* _Task requirements_
Write out the listing below again, precisely as it is given.

* _The input_
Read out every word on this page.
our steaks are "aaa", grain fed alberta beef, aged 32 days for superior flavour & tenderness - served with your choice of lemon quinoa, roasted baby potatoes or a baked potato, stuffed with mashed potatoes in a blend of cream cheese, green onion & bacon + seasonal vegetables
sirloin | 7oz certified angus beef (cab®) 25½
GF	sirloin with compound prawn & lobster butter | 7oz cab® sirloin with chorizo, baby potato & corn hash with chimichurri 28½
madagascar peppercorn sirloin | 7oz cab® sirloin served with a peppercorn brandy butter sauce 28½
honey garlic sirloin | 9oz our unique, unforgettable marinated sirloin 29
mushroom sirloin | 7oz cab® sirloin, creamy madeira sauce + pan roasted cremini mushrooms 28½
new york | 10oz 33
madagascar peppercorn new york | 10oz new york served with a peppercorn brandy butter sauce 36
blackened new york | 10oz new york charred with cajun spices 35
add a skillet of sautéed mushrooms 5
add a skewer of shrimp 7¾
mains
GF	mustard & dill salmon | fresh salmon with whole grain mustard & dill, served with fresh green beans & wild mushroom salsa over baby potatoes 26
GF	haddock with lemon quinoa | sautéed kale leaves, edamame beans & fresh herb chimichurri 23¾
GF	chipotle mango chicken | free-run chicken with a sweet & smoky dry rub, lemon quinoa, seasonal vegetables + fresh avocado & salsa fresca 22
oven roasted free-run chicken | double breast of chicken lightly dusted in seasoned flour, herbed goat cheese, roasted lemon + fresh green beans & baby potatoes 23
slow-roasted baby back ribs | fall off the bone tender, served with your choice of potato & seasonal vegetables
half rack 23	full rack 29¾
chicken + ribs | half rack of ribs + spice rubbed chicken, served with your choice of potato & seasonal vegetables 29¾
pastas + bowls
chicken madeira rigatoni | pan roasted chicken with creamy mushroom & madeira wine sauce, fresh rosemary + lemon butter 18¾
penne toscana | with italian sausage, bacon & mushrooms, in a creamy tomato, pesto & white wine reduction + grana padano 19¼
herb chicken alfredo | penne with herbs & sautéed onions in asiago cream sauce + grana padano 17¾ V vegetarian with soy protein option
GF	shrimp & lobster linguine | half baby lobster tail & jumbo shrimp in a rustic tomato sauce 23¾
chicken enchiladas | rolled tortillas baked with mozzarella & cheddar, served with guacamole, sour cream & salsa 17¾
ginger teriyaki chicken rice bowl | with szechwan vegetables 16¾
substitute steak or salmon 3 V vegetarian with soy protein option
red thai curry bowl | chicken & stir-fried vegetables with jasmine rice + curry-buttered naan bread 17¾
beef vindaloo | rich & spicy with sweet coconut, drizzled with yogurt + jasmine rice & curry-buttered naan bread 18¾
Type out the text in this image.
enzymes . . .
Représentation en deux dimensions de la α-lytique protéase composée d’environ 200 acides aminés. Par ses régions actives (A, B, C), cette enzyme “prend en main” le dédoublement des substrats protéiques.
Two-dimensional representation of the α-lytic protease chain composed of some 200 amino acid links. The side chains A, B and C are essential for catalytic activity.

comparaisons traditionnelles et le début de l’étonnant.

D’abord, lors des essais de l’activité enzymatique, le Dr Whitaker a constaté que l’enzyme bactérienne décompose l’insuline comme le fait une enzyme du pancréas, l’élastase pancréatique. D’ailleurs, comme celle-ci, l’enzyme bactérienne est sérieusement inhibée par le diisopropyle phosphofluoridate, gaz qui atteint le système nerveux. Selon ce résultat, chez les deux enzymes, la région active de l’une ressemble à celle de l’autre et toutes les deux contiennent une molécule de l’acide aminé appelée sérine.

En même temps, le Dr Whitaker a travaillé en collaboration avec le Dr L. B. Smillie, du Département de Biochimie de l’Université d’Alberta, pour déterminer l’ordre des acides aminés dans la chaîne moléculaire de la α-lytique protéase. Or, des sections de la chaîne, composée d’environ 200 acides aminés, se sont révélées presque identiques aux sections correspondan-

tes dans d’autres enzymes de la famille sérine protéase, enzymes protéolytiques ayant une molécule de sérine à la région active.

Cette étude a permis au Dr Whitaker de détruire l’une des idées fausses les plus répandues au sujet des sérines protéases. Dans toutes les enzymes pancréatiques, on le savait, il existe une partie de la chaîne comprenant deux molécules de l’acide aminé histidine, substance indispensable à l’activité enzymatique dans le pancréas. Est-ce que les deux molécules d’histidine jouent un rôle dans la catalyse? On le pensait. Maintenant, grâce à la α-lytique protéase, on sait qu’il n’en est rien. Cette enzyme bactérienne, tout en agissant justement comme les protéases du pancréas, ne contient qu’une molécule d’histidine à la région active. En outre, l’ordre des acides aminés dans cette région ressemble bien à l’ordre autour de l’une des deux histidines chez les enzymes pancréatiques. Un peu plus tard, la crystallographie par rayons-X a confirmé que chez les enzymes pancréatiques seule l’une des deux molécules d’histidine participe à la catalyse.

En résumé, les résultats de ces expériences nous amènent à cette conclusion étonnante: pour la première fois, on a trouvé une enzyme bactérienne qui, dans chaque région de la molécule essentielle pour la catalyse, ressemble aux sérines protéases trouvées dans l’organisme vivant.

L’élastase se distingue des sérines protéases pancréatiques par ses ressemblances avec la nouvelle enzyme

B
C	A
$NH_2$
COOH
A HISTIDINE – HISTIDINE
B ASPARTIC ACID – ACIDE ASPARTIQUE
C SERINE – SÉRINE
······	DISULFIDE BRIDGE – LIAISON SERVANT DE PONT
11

* _Problem solution_
Read out every word on this page.
our steaks are "aaa", grain fed alberta beef, aged 32 days for superior flavour & tenderness - served with your choice of lemon quinoa, roasted baby potatoes or a baked potato, stuffed with mashed potatoes in a blend of cream cheese, green onion & bacon + seasonal vegetables
sirloin | 7oz certified angus beef (cab®) 25½
GF	sirloin with compound prawn & lobster butter | 7oz cab® sirloin with chorizo, baby potato & corn hash with chimichurri 28½
madagascar peppercorn sirloin | 7oz cab® sirloin served with a peppercorn brandy butter sauce 28½
honey garlic sirloin | 9oz our unique, unforgettable marinated sirloin 29
mushroom sirloin | 7oz cab® sirloin, creamy madeira sauce + pan roasted cremini mushrooms 28½
new york | 10oz 33
madagascar peppercorn new york | 10oz new york served with a peppercorn brandy butter sauce 36
blackened new york | 10oz new york charred with cajun spices 35
add a skillet of sautéed mushrooms 5
add a skewer of shrimp 7¾
mains
GF	mustard & dill salmon | fresh salmon with whole grain mustard & dill, served with fresh green beans & wild mushroom salsa over baby potatoes 26
GF	haddock with lemon quinoa | sautéed kale leaves, edamame beans & fresh herb chimichurri 23¾
GF	chipotle mango chicken | free-run chicken with a sweet & smoky dry rub, lemon quinoa, seasonal vegetables + fresh avocado & salsa fresca 22
oven roasted free-run chicken | double breast of chicken lightly dusted in seasoned flour, herbed goat cheese, roasted lemon + fresh green beans & baby potatoes 23
slow-roasted baby back ribs | fall off the bone tender, served with your choice of potato & seasonal vegetables
half rack 23	full rack 29¾
chicken + ribs | half rack of ribs + spice rubbed chicken, served with your choice of potato & seasonal vegetables 29¾
pastas + bowls
chicken madeira rigatoni | pan roasted chicken with creamy mushroom & madeira wine sauce, fresh rosemary + lemon butter 18¾
penne toscana | with italian sausage, bacon & mushrooms, in a creamy tomato, pesto & white wine reduction + grana padano 19¼
herb chicken alfredo | penne with herbs & sautéed onions in asiago cream sauce + grana padano 17¾ V vegetarian with soy protein option
GF	shrimp & lobster linguine | half baby lobster tail & jumbo shrimp in a rustic tomato sauce 23¾
chicken enchiladas | rolled tortillas baked with mozzarella & cheddar, served with guacamole, sour cream & salsa 17¾
ginger teriyaki chicken rice bowl | with szechwan vegetables 16¾
substitute steak or salmon 3 V vegetarian with soy protein option
red thai curry bowl | chicken & stir-fried vegetables with jasmine rice + curry-buttered naan bread 17¾
beef vindaloo | rich & spicy with sweet coconut, drizzled with yogurt + jasmine rice & curry-buttered naan bread 18¾
Type out the text in this image.
enzymes . . .
Représentation en deux dimensions de la α-lytique protéase composée d’environ 200 acides aminés. Par ses régions actives (A, B, C), cette enzyme “prend en main” le dédoublement des substrats protéiques.
Two-dimensional representation of the α-lytic protease chain composed of some 200 amino acid links. The side chains A, B and C are essential for catalytic activity.

comparaisons traditionnelles et le début de l’étonnant.

D’abord, lors des essais de l’activité enzymatique, le Dr Whitaker a constaté que l’enzyme bactérienne décompose l’insuline comme le fait une enzyme du pancréas, l’élastase pancréatique. D’ailleurs, comme celle-ci, l’enzyme bactérienne est sérieusement inhibée par le diisopropyle phosphofluoridate, gaz qui atteint le système nerveux. Selon ce résultat, chez les deux enzymes, la région active de l’une ressemble à celle de l’autre et toutes les deux contiennent une molécule de l’acide aminé appelée sérine.

En même temps, le Dr Whitaker a travaillé en collaboration avec le Dr L. B. Smillie, du Département de Biochimie de l’Université d’Alberta, pour déterminer l’ordre des acides aminés dans la chaîne moléculaire de la α-lytique protéase. Or, des sections de la chaîne, composée d’environ 200 acides aminés, se sont révélées presque identiques aux sections correspondan-

tes dans d’autres enzymes de la famille sérine protéase, enzymes protéolytiques ayant une molécule de sérine à la région active.

Cette étude a permis au Dr Whitaker de détruire l’une des idées fausses les plus répandues au sujet des sérines protéases. Dans toutes les enzymes pancréatiques, on le savait, il existe une partie de la chaîne comprenant deux molécules de l’acide aminé histidine, substance indispensable à l’activité enzymatique dans le pancréas. Est-ce que les deux molécules d’histidine jouent un rôle dans la catalyse? On le pensait. Maintenant, grâce à la α-lytique protéase, on sait qu’il n’en est rien. Cette enzyme bactérienne, tout en agissant justement comme les protéases du pancréas, ne contient qu’une molécule d’histidine à la région active. En outre, l’ordre des acides aminés dans cette région ressemble bien à l’ordre autour de l’une des deux histidines chez les enzymes pancréatiques. Un peu plus tard, la crystallographie par rayons-X a confirmé que chez les enzymes pancréatiques seule l’une des deux molécules d’histidine participe à la catalyse.

En résumé, les résultats de ces expériences nous amènent à cette conclusion étonnante: pour la première fois, on a trouvé une enzyme bactérienne qui, dans chaque région de la molécule essentielle pour la catalyse, ressemble aux sérines protéases trouvées dans l’organisme vivant.

L’élastase se distingue des sérines protéases pancréatiques par ses ressemblances avec la nouvelle enzyme

B
C	A
$NH_2$
COOH
A HISTIDINE – HISTIDINE
B ASPARTIC ACID – ACIDE ASPARTIQUE
C SERINE – SÉRINE
······	DISULFIDE BRIDGE – LIAISON SERVANT DE PONT
11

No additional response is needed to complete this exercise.